● 本文抜粋:
··········
ナガノアニエラフェスタ 2023 Day1 ライブレポート

2023年9月27日

まず、あらかじめ言っておくこととして、すでに周知の事実ではあるが、今年のナガノアニエラフェスタDay1は、15:40分にスタートした上坂すみれのライブ終了後、雨が降り始めたと共に発令された、雷警報により一時中断となった。

雨脚については比較的すぐに止んだものの、雷雲が一向に晴れることはなく、かつ、新たな雷雲までもがこの会場にやって来ているということが判明し、結果、お客様の安全を最優先にという判断から、それ以降のライブについては全てキャンセルとなり、アニエラフェスタの歴史上初となる、公演途中での中止となってしまった。

 

こればかりは野外フェスという環境が故、当然のことだが、自然と共生することになる。戦う、ではなく、共生だと思っている。
だからこそ、時として味方にもなれば、敵にもなりうる。特に長野という自然が多い環境なら尚のことである。故に、自然から嫌われることだって、アニエラフェスタの歴史上、何度かあったが、とはいえ、中止に追い込まれてしまったのは、歴史上初のことだった。

こればかりは、誰も悪くなく、天候憎し・雷憎しなため、運営やアーティスト、来ているお客さん全員が、悔しい想いを味わった。帰りの足取りが軽かった人は一人もいないだろう。

 

とはいえ、1日目が途中までは行われた、というのもまた、事実だ。
ならば、この日のことを書くのが正、だろう。

 

数年後、あんなこともあったと笑えるように、この、悔しい想い出を後世に残すためにも、1日目の途中まで行われた、ナガノアニエラフェスタ2023のレポートを、書いていく。

 

尚、このブログでは、メインステージであるテンペストステージで行われたライブのみをレポートしていくので、そちらはご容赦いただければと思う。
加えて、敬称略もさせていただきますので、アーティストの皆様には不快な思いをさせるかもしれませんが、そちらについてもご理解いただけますと幸いです。

 

 

今年、いや今も尚、日本を襲う、猛烈な暑さ。

酷暑とも呼べるこの暑さは、この9月の半ばになっても続き、長野県だから涼しい、と思われてやって来られた方は、この佐久の暑さはさぞ辛かっただろう。

特に、アニエラフェスタが行われる駒場公園は、シートエリアには木陰はあるのだが、メインステージのテンペストステージ・サブステージであるファントムステージ共に、基本、スタンディングエリア内に日陰らしい日陰はほぼほぼないため、日光の直撃を否が応でも受けざるを得ない。
··········
● 提供情報:

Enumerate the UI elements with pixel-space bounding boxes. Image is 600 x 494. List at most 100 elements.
··········
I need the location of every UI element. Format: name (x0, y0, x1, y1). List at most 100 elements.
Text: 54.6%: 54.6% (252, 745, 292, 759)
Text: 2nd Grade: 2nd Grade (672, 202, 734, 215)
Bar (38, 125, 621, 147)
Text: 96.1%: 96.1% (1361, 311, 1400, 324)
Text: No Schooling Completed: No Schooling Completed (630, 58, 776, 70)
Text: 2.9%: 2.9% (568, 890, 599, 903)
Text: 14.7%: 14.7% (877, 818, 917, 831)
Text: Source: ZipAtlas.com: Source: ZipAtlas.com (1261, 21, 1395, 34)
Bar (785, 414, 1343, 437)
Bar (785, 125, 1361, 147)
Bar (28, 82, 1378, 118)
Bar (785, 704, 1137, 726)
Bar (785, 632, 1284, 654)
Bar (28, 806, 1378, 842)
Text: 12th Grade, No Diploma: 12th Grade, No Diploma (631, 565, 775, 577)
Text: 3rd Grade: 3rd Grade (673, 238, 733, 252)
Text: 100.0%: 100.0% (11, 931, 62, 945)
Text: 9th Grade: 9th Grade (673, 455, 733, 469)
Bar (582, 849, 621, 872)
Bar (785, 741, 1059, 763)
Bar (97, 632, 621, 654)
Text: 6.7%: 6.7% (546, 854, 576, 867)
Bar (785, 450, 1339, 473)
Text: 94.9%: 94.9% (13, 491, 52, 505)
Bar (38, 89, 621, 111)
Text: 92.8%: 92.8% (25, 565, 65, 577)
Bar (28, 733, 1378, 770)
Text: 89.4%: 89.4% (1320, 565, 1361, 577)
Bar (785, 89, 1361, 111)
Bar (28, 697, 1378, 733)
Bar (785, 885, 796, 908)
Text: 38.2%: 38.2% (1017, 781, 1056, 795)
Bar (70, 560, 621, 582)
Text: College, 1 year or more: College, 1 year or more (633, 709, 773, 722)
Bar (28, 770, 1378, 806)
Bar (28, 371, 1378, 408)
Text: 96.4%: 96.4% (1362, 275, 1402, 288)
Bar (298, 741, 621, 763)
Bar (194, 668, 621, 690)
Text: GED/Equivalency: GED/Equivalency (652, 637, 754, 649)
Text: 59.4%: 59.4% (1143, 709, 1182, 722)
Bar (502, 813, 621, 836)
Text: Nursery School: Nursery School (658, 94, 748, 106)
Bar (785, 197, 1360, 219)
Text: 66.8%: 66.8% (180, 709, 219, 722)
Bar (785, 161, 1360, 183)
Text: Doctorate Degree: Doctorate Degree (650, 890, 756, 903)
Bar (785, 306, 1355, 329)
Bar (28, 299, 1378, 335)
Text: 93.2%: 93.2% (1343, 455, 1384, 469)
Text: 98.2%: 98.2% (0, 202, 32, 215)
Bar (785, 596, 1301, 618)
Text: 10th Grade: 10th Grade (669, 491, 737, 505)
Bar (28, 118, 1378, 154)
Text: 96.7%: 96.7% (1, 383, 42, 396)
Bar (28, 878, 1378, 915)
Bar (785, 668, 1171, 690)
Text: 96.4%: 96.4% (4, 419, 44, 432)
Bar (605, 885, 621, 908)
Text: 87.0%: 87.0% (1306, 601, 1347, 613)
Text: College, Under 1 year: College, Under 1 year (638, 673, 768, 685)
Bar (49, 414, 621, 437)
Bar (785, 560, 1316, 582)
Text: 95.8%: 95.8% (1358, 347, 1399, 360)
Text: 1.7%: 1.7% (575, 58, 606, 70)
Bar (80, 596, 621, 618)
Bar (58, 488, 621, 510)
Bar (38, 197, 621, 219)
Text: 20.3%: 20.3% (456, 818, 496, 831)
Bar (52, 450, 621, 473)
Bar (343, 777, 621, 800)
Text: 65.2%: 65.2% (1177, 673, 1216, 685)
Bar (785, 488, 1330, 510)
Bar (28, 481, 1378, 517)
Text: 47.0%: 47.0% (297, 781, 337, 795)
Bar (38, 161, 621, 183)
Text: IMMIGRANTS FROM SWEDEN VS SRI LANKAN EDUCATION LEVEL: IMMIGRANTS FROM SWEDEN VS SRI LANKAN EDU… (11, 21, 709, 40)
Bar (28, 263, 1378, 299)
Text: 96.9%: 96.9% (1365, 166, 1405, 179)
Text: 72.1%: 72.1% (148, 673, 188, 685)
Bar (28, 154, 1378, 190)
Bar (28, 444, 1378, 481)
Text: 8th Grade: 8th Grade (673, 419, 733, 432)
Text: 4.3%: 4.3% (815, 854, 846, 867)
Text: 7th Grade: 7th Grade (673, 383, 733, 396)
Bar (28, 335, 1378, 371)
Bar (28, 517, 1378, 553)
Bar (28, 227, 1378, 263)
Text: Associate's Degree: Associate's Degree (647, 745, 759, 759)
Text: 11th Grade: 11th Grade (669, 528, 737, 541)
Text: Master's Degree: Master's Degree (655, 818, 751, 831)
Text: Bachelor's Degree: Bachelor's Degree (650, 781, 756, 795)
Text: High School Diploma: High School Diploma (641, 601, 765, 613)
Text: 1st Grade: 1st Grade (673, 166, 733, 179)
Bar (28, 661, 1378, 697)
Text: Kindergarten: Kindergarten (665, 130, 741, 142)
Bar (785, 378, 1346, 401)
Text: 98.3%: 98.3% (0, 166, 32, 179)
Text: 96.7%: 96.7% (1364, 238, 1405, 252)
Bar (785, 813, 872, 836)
··········
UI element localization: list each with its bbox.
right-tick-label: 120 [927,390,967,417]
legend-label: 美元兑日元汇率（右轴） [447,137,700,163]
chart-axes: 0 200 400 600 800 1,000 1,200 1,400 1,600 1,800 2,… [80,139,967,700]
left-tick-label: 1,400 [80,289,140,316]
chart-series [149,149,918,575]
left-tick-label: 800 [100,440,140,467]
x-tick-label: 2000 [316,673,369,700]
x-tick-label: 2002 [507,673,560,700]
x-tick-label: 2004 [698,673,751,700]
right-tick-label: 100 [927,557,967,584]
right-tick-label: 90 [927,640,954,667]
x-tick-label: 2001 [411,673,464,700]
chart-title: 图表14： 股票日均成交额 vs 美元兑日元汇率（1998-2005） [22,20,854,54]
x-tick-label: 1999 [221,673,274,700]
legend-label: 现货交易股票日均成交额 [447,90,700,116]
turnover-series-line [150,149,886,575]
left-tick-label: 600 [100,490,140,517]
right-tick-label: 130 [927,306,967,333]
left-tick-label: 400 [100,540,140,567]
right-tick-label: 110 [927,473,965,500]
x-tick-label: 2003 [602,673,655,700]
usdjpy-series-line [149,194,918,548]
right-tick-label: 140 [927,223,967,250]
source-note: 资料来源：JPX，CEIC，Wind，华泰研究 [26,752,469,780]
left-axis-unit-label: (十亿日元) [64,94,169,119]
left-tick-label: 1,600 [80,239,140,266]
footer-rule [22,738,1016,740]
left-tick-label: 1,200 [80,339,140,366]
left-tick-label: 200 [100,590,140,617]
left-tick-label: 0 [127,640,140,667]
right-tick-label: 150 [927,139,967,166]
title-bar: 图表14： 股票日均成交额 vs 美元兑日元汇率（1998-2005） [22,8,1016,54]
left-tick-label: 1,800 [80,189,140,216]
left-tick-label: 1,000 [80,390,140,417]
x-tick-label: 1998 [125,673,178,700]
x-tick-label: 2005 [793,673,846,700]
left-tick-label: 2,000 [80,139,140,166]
··········
● 課題: 上のライブレポートのうち、「加えて、敬称略もさせていただ」から「否が応でも受けざるを得ない。」までを、両端も含めて一字一句そのまま打ち直してもらえますか？

● 解答例:
加えて、敬称略もさせていただきますので、アーティストの皆様には不快な思いをさせるかもしれませんが、そちらについてもご理解いただけますと幸いです。

 

 

今年、いや今も尚、日本を襲う、猛烈な暑さ。

酷暑とも呼べるこの暑さは、この9月の半ばになっても続き、長野県だから涼しい、と思われてやって来られた方は、この佐久の暑さはさぞ辛かっただろう。

特に、アニエラフェスタが行われる駒場公園は、シートエリアには木陰はあるのだが、メインステージのテンペストステージ・サブステージであるファントムステージ共に、基本、スタンディングエリア内に日陰らしい日陰はほぼほぼないため、日光の直撃を否が応でも受けざるを得ない。